Count the lines below that contain the word "this" and give only that number.

++++++++++++++++++++

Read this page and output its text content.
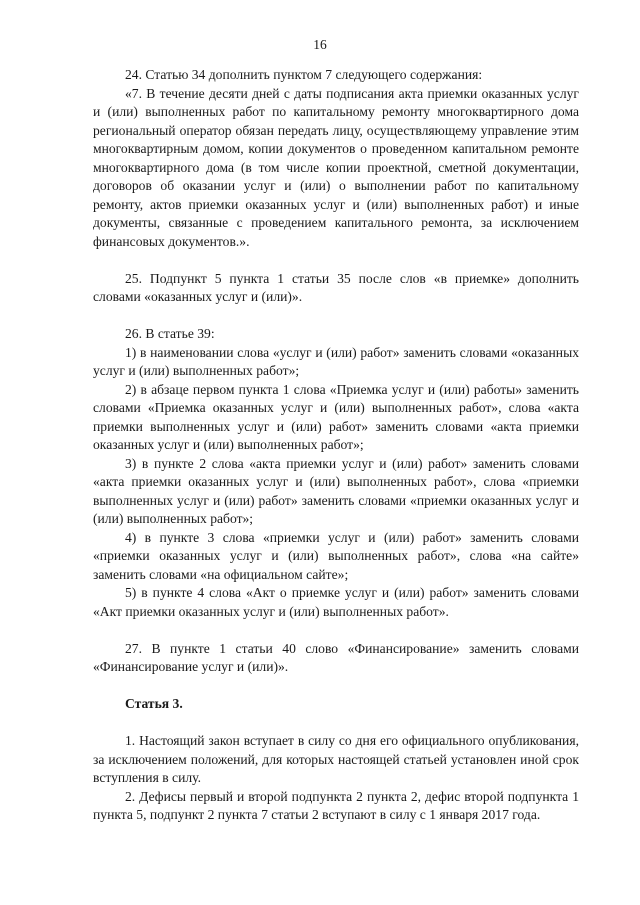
16

24. Статью 34 дополнить пунктом 7 следующего содержания:

«7. В течение десяти дней с даты подписания акта приемки оказанных услуг и (или) выполненных работ по капитальному ремонту многоквартирного дома региональный оператор обязан передать лицу, осуществляющему управление этим многоквартирным домом, копии документов о проведенном капитальном ремонте многоквартирного дома (в том числе копии проектной, сметной документации, договоров об оказании услуг и (или) о выполнении работ по капитальному ремонту, актов приемки оказанных услуг и (или) выполненных работ) и иные документы, связанные с проведением капитального ремонта, за исключением финансовых документов.».

25. Подпункт 5 пункта 1 статьи 35 после слов «в приемке» дополнить словами «оказанных услуг и (или)».

26. В статье 39:

1) в наименовании слова «услуг и (или) работ» заменить словами «оказанных услуг и (или) выполненных работ»;

2) в абзаце первом пункта 1 слова «Приемка услуг и (или) работы» заменить словами «Приемка оказанных услуг и (или) выполненных работ», слова «акта приемки выполненных услуг и (или) работ» заменить словами «акта приемки оказанных услуг и (или) выполненных работ»;

3) в пункте 2 слова «акта приемки услуг и (или) работ» заменить словами «акта приемки оказанных услуг и (или) выполненных работ», слова «приемки выполненных услуг и (или) работ» заменить словами «приемки оказанных услуг и (или) выполненных работ»;

4) в пункте 3 слова «приемки услуг и (или) работ» заменить словами «приемки оказанных услуг и (или) выполненных работ», слова «на сайте» заменить словами «на официальном сайте»;

5) в пункте 4 слова «Акт о приемке услуг и (или) работ» заменить словами «Акт приемки оказанных услуг и (или) выполненных работ».

27. В пункте 1 статьи 40 слово «Финансирование» заменить словами «Финансирование услуг и (или)».

Статья 3.

1. Настоящий закон вступает в силу со дня его официального опубликования, за исключением положений, для которых настоящей статьей установлен иной срок вступления в силу.

2. Дефисы первый и второй подпункта 2 пункта 2, дефис второй подпункта 1 пункта 5, подпункт 2 пункта 7 статьи 2 вступают в силу с 1 января 2017 года.
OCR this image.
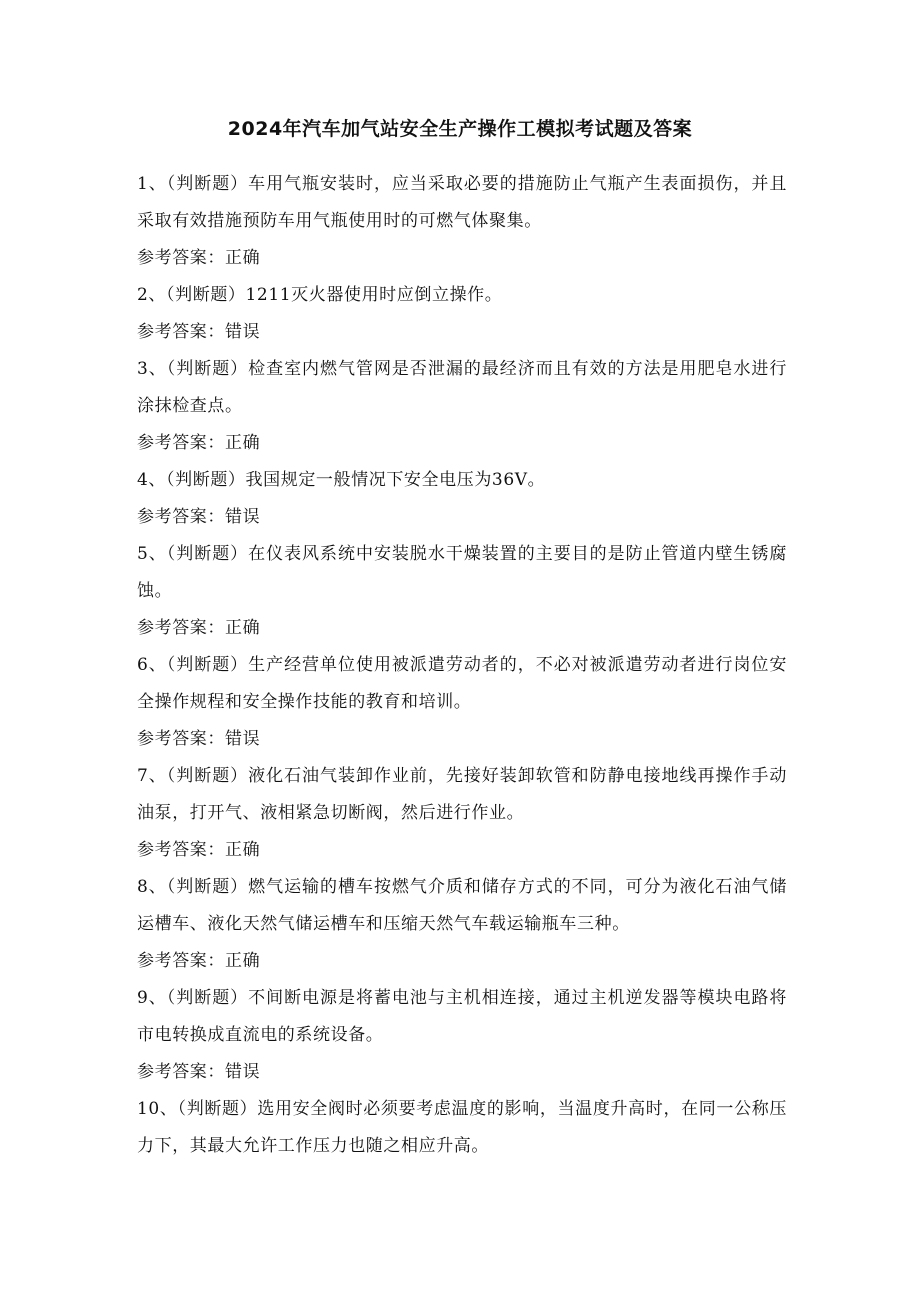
2024年汽车加气站安全生产操作工模拟考试题及答案
1、（判断题）车用气瓶安装时，应当采取必要的措施防止气瓶产生表面损伤，并且采取有效措施预防车用气瓶使用时的可燃气体聚集。
参考答案：正确
2、（判断题）1211灭火器使用时应倒立操作。
参考答案：错误
3、（判断题）检查室内燃气管网是否泄漏的最经济而且有效的方法是用肥皂水进行涂抹检查点。
参考答案：正确
4、（判断题）我国规定一般情况下安全电压为36V。
参考答案：错误
5、（判断题）在仪表风系统中安装脱水干燥装置的主要目的是防止管道内壁生锈腐蚀。
参考答案：正确
6、（判断题）生产经营单位使用被派遣劳动者的，不必对被派遣劳动者进行岗位安全操作规程和安全操作技能的教育和培训。
参考答案：错误
7、（判断题）液化石油气装卸作业前，先接好装卸软管和防静电接地线再操作手动油泵，打开气、液相紧急切断阀，然后进行作业。
参考答案：正确
8、（判断题）燃气运输的槽车按燃气介质和储存方式的不同，可分为液化石油气储运槽车、液化天然气储运槽车和压缩天然气车载运输瓶车三种。
参考答案：正确
9、（判断题）不间断电源是将蓄电池与主机相连接，通过主机逆发器等模块电路将市电转换成直流电的系统设备。
参考答案：错误
10、（判断题）选用安全阀时必须要考虑温度的影响，当温度升高时，在同一公称压力下，其最大允许工作压力也随之相应升高。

++++++++++++++++++++

• [SOLUTION]: 2